Dataset entries
==========

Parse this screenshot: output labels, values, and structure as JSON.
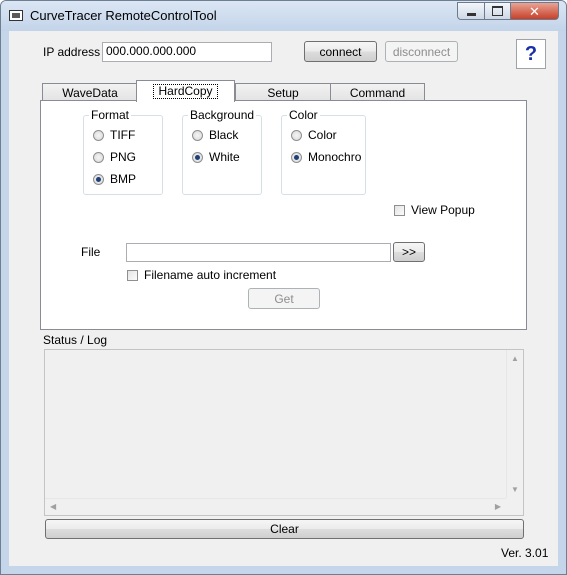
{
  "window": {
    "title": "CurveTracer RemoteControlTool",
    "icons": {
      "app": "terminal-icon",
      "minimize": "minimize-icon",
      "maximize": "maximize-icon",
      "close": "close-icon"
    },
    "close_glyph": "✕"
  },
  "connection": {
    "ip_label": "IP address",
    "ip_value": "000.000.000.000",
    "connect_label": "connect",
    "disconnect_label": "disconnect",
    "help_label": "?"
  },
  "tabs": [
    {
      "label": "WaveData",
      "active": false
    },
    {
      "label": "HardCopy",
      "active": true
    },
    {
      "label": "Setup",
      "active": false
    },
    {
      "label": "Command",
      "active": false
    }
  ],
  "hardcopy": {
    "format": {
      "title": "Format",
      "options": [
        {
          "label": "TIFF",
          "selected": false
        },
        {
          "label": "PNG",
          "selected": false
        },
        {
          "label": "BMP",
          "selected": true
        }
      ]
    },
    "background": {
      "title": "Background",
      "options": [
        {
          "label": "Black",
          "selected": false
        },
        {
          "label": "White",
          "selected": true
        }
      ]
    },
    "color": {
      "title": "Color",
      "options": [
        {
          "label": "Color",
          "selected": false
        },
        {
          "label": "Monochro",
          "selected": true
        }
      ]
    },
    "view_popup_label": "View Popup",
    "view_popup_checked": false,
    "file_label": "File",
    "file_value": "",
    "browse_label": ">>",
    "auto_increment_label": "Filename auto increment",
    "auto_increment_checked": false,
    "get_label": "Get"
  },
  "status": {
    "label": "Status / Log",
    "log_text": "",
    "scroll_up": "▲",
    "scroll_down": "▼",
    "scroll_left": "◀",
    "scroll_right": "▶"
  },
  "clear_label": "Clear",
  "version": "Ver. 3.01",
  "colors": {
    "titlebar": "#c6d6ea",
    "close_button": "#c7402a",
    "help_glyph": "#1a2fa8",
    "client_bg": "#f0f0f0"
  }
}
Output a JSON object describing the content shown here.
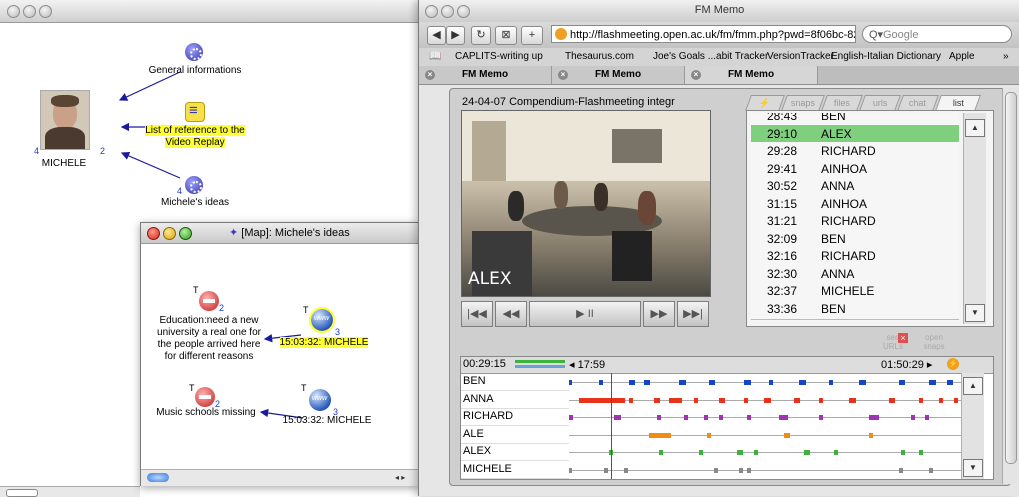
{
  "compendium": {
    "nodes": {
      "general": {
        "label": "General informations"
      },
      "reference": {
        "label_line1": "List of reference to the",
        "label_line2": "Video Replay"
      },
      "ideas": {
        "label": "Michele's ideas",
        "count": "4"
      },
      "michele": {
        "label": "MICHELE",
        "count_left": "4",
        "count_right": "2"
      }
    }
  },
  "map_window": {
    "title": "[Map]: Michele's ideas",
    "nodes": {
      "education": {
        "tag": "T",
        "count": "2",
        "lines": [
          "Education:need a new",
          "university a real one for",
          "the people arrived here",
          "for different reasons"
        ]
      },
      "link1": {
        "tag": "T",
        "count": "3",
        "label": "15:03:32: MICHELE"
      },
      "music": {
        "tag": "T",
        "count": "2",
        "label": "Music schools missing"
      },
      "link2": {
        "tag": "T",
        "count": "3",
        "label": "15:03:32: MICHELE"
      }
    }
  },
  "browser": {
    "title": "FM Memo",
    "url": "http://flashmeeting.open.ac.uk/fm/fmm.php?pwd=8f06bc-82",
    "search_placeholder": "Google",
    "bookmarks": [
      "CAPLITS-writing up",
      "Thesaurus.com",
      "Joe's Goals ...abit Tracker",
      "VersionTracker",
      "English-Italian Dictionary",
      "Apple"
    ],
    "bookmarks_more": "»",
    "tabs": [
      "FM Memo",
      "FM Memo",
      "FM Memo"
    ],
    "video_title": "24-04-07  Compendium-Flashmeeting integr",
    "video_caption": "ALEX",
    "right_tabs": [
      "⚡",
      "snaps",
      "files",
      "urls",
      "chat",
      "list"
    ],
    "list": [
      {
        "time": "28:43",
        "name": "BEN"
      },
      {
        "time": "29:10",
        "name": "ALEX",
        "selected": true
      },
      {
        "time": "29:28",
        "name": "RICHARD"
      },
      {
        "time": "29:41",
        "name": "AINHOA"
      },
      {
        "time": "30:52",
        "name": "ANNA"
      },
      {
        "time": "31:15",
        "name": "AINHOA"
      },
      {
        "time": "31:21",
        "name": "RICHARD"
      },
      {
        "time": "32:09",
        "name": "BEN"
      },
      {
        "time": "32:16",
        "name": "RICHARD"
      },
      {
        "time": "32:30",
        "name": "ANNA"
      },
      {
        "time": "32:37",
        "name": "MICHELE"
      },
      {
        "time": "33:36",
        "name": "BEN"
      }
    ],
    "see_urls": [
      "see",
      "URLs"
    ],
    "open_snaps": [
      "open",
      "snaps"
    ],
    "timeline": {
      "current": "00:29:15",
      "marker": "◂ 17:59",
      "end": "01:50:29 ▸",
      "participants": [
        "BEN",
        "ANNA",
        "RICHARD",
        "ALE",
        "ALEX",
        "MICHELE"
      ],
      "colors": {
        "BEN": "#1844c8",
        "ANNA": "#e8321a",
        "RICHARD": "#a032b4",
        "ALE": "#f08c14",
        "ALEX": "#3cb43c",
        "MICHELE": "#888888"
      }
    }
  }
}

==========

Your instructions: Transcribe every line from the records above without alteration, and leave out the images.

Exercise solution:
Parse this screenshot: output labels, values, and structure as JSON.
{
  "window": {
    "title": "CurveTracer RemoteControlTool",
    "icons": {
      "app": "terminal-icon",
      "minimize": "minimize-icon",
      "maximize": "maximize-icon",
      "close": "close-icon"
    },
    "close_glyph": "✕"
  },
  "connection": {
    "ip_label": "IP address",
    "ip_value": "000.000.000.000",
    "connect_label": "connect",
    "disconnect_label": "disconnect",
    "help_label": "?"
  },
  "tabs": [
    {
      "label": "WaveData",
      "active": false
    },
    {
      "label": "HardCopy",
      "active": true
    },
    {
      "label": "Setup",
      "active": false
    },
    {
      "label": "Command",
      "active": false
    }
  ],
  "hardcopy": {
    "format": {
      "title": "Format",
      "options": [
        {
          "label": "TIFF",
          "selected": false
        },
        {
          "label": "PNG",
          "selected": false
        },
        {
          "label": "BMP",
          "selected": true
        }
      ]
    },
    "background": {
      "title": "Background",
      "options": [
        {
          "label": "Black",
          "selected": false
        },
        {
          "label": "White",
          "selected": true
        }
      ]
    },
    "color": {
      "title": "Color",
      "options": [
        {
          "label": "Color",
          "selected": false
        },
        {
          "label": "Monochro",
          "selected": true
        }
      ]
    },
    "view_popup_label": "View Popup",
    "view_popup_checked": false,
    "file_label": "File",
    "file_value": "",
    "browse_label": ">>",
    "auto_increment_label": "Filename auto increment",
    "auto_increment_checked": false,
    "get_label": "Get"
  },
  "status": {
    "label": "Status / Log",
    "log_text": "",
    "scroll_up": "▲",
    "scroll_down": "▼",
    "scroll_left": "◀",
    "scroll_right": "▶"
  },
  "clear_label": "Clear",
  "version": "Ver. 3.01",
  "colors": {
    "titlebar": "#c6d6ea",
    "close_button": "#c7402a",
    "help_glyph": "#1a2fa8",
    "client_bg": "#f0f0f0"
  }
}
Output a JSON object describing the content shown here.
{
  "compendium": {
    "nodes": {
      "general": {
        "label": "General informations"
      },
      "reference": {
        "label_line1": "List of reference to the",
        "label_line2": "Video Replay"
      },
      "ideas": {
        "label": "Michele's ideas",
        "count": "4"
      },
      "michele": {
        "label": "MICHELE",
        "count_left": "4",
        "count_right": "2"
      }
    }
  },
  "map_window": {
    "title": "[Map]: Michele's ideas",
    "nodes": {
      "education": {
        "tag": "T",
        "count": "2",
        "lines": [
          "Education:need a new",
          "university a real one for",
          "the people arrived here",
          "for different reasons"
        ]
      },
      "link1": {
        "tag": "T",
        "count": "3",
        "label": "15:03:32: MICHELE"
      },
      "music": {
        "tag": "T",
        "count": "2",
        "label": "Music schools missing"
      },
      "link2": {
        "tag": "T",
        "count": "3",
        "label": "15:03:32: MICHELE"
      }
    }
  },
  "browser": {
    "title": "FM Memo",
    "url": "http://flashmeeting.open.ac.uk/fm/fmm.php?pwd=8f06bc-82",
    "search_placeholder": "Google",
    "bookmarks": [
      "CAPLITS-writing up",
      "Thesaurus.com",
      "Joe's Goals ...abit Tracker",
      "VersionTracker",
      "English-Italian Dictionary",
      "Apple"
    ],
    "bookmarks_more": "»",
    "tabs": [
      "FM Memo",
      "FM Memo",
      "FM Memo"
    ],
    "video_title": "24-04-07  Compendium-Flashmeeting integr",
    "video_caption": "ALEX",
    "right_tabs": [
      "⚡",
      "snaps",
      "files",
      "urls",
      "chat",
      "list"
    ],
    "list": [
      {
        "time": "28:43",
        "name": "BEN"
      },
      {
        "time": "29:10",
        "name": "ALEX",
        "selected": true
      },
      {
        "time": "29:28",
        "name": "RICHARD"
      },
      {
        "time": "29:41",
        "name": "AINHOA"
      },
      {
        "time": "30:52",
        "name": "ANNA"
      },
      {
        "time": "31:15",
        "name": "AINHOA"
      },
      {
        "time": "31:21",
        "name": "RICHARD"
      },
      {
        "time": "32:09",
        "name": "BEN"
      },
      {
        "time": "32:16",
        "name": "RICHARD"
      },
      {
        "time": "32:30",
        "name": "ANNA"
      },
      {
        "time": "32:37",
        "name": "MICHELE"
      },
      {
        "time": "33:36",
        "name": "BEN"
      }
    ],
    "see_urls": [
      "see",
      "URLs"
    ],
    "open_snaps": [
      "open",
      "snaps"
    ],
    "timeline": {
      "current": "00:29:15",
      "marker": "◂ 17:59",
      "end": "01:50:29 ▸",
      "participants": [
        "BEN",
        "ANNA",
        "RICHARD",
        "ALE",
        "ALEX",
        "MICHELE"
      ],
      "colors": {
        "BEN": "#1844c8",
        "ANNA": "#e8321a",
        "RICHARD": "#a032b4",
        "ALE": "#f08c14",
        "ALEX": "#3cb43c",
        "MICHELE": "#888888"
      }
    }
  }
}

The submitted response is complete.